* Job *
Records follow. Copy every line with "Российской".

* Records to process *
>>>>>

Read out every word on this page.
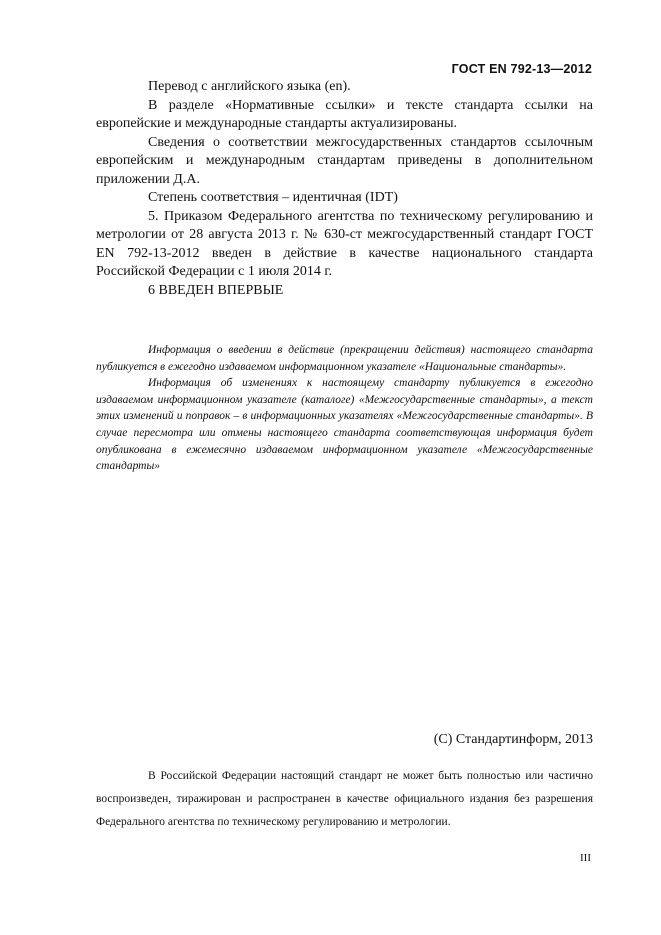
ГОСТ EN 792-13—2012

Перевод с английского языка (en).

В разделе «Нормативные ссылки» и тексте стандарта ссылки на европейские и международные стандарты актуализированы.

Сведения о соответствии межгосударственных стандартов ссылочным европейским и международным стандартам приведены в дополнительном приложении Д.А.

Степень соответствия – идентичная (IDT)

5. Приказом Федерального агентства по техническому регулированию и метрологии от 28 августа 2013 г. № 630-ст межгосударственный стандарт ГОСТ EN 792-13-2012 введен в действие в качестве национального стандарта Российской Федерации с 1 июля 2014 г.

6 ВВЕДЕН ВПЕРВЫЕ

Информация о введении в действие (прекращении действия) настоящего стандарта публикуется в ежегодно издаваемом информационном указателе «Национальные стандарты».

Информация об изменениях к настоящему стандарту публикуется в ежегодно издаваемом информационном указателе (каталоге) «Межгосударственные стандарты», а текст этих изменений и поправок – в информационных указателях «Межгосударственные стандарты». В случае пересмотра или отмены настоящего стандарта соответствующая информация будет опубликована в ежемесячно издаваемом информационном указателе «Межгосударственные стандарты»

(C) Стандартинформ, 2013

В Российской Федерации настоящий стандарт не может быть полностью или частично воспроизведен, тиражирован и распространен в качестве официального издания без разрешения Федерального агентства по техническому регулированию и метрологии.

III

<<<<<

* Correct output *
5. Приказом Федерального агентства по техническому регулированию и метрологии от 28 августа 2013 г. № 630-ст межгосударственный стандарт ГОСТ EN 792-13-2012 введен в действие в качестве национального стандарта Российской Федерации с 1 июля 2014 г.
В Российской Федерации настоящий стандарт не может быть полностью или частично воспроизведен, тиражирован и распространен в качестве официального издания без разрешения Федерального агентства по техническому регулированию и метрологии.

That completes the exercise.